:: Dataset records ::
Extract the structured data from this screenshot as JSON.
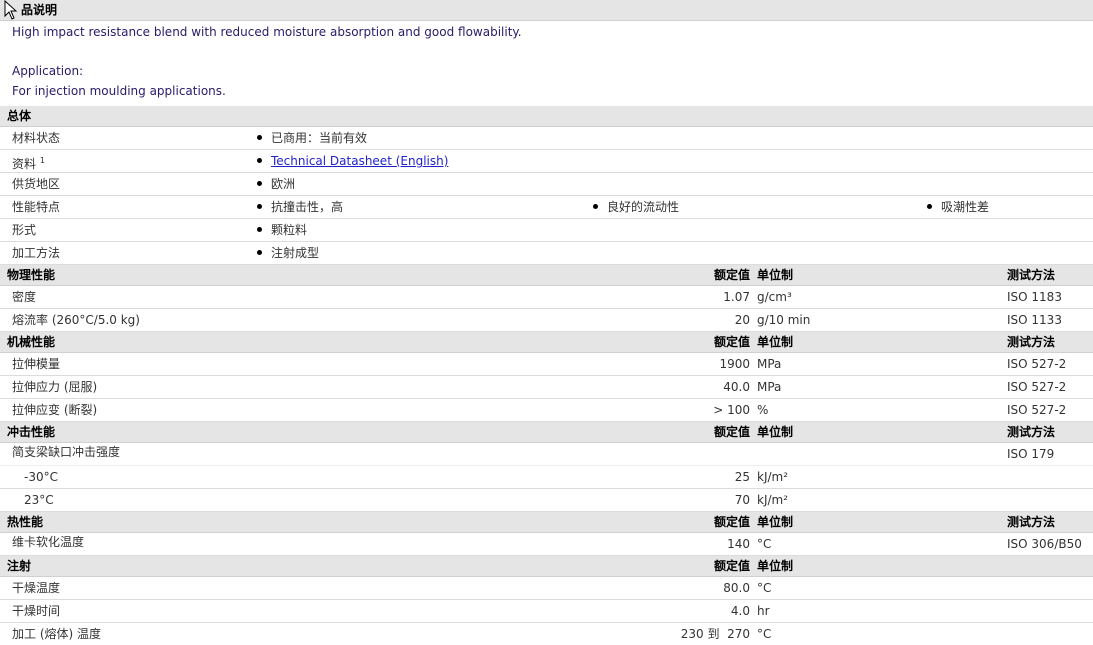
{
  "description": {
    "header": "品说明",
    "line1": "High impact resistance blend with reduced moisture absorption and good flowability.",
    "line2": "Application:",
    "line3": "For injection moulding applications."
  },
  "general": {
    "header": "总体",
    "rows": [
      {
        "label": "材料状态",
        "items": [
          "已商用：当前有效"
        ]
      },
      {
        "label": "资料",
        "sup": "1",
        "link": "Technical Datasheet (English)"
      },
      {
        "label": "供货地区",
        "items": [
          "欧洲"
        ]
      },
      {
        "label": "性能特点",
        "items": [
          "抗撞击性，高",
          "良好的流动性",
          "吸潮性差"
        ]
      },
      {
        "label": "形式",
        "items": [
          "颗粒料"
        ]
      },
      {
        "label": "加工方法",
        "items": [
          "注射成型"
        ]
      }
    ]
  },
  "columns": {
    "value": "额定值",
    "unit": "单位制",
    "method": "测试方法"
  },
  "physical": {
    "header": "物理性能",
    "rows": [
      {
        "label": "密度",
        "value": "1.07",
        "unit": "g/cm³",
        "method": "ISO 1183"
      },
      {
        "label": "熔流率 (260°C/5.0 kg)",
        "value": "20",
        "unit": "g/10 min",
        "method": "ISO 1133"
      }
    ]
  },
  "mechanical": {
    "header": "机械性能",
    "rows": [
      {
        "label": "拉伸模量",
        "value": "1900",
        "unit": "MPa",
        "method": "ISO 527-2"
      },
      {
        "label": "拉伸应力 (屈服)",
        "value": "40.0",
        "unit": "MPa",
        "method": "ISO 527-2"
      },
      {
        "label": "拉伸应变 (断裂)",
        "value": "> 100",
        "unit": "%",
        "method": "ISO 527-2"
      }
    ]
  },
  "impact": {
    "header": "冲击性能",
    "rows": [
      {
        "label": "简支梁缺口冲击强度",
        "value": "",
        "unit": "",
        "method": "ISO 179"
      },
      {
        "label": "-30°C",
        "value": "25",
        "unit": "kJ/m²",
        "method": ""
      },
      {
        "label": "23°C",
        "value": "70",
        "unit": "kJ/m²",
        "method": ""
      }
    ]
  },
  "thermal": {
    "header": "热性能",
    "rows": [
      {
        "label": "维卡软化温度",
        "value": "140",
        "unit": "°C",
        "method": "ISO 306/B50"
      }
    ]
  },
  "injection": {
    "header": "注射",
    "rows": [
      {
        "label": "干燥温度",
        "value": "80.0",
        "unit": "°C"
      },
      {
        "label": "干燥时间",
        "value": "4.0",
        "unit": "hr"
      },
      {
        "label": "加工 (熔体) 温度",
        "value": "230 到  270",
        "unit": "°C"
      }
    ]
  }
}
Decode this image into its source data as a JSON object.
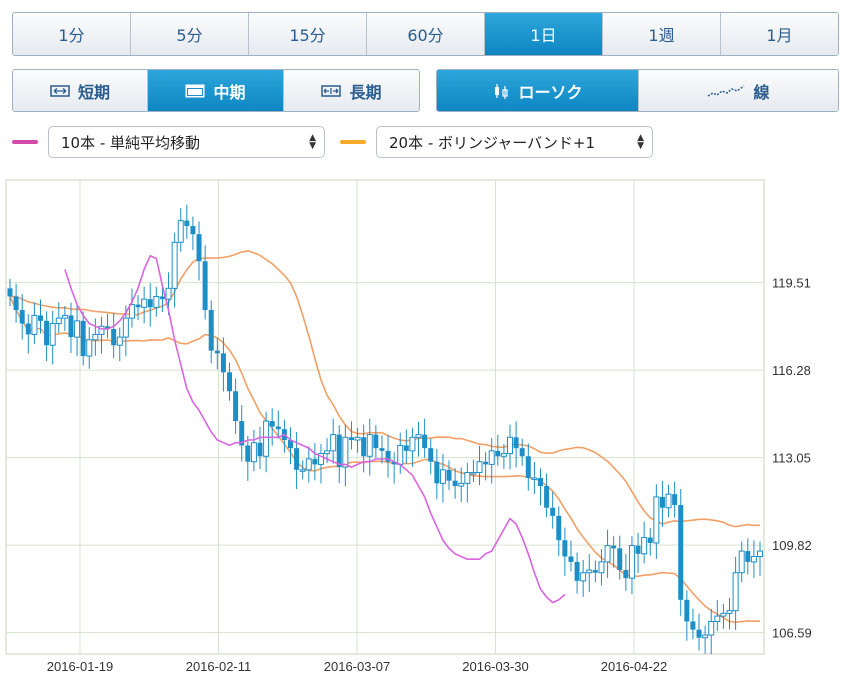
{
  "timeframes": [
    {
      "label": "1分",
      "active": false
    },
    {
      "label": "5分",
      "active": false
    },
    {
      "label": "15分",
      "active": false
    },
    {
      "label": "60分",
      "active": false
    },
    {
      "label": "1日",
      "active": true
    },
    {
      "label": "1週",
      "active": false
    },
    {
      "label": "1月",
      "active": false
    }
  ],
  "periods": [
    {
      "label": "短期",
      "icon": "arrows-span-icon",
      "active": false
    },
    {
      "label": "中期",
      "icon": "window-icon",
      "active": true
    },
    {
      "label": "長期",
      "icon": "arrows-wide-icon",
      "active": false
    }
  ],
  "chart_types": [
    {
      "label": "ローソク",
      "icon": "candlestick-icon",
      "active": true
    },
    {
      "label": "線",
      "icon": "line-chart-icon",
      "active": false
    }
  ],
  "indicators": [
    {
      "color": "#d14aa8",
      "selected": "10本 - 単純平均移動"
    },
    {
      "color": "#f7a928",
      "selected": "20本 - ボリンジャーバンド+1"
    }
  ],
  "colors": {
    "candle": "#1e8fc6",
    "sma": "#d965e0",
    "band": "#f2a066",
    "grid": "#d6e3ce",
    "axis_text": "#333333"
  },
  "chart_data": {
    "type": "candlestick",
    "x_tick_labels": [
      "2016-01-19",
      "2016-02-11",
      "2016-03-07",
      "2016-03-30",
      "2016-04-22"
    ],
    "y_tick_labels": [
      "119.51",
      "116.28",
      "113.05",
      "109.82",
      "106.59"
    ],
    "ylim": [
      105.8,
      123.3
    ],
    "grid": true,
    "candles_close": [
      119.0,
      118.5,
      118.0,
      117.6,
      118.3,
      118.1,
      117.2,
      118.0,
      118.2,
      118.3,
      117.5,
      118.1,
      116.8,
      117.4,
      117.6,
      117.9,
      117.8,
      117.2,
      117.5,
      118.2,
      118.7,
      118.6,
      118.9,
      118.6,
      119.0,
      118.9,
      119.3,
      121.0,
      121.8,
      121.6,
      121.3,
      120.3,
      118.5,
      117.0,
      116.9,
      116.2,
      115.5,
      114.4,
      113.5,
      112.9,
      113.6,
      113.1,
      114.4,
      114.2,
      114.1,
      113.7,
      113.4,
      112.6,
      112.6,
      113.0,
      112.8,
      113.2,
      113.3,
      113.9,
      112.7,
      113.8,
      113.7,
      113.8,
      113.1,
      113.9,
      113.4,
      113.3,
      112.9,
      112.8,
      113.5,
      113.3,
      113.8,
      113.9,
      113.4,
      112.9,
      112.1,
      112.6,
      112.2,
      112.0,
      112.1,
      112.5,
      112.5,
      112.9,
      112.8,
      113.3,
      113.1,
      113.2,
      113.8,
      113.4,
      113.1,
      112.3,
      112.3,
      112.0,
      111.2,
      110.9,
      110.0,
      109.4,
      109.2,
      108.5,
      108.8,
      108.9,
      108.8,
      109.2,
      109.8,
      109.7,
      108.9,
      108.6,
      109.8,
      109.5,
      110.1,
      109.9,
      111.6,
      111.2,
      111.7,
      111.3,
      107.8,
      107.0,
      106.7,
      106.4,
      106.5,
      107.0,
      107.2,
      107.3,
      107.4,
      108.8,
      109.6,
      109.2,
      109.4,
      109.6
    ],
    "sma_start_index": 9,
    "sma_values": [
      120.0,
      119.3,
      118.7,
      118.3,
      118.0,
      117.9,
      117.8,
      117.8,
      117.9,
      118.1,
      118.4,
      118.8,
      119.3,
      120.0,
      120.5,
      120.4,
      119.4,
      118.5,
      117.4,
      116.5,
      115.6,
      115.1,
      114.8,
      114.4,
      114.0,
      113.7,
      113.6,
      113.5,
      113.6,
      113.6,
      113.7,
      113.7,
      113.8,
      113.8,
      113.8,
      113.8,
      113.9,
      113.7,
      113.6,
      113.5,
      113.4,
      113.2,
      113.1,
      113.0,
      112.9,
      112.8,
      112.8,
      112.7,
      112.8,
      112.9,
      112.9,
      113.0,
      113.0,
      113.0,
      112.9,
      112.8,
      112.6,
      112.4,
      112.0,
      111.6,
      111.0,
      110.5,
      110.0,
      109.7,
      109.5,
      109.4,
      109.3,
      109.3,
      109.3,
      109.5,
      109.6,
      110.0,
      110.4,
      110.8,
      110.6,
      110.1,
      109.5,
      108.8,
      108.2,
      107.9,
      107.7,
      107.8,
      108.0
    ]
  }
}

:: What is expected ::
Go through the records line by line and count those containing the string "selected". Give only the total.

:: Response ::
2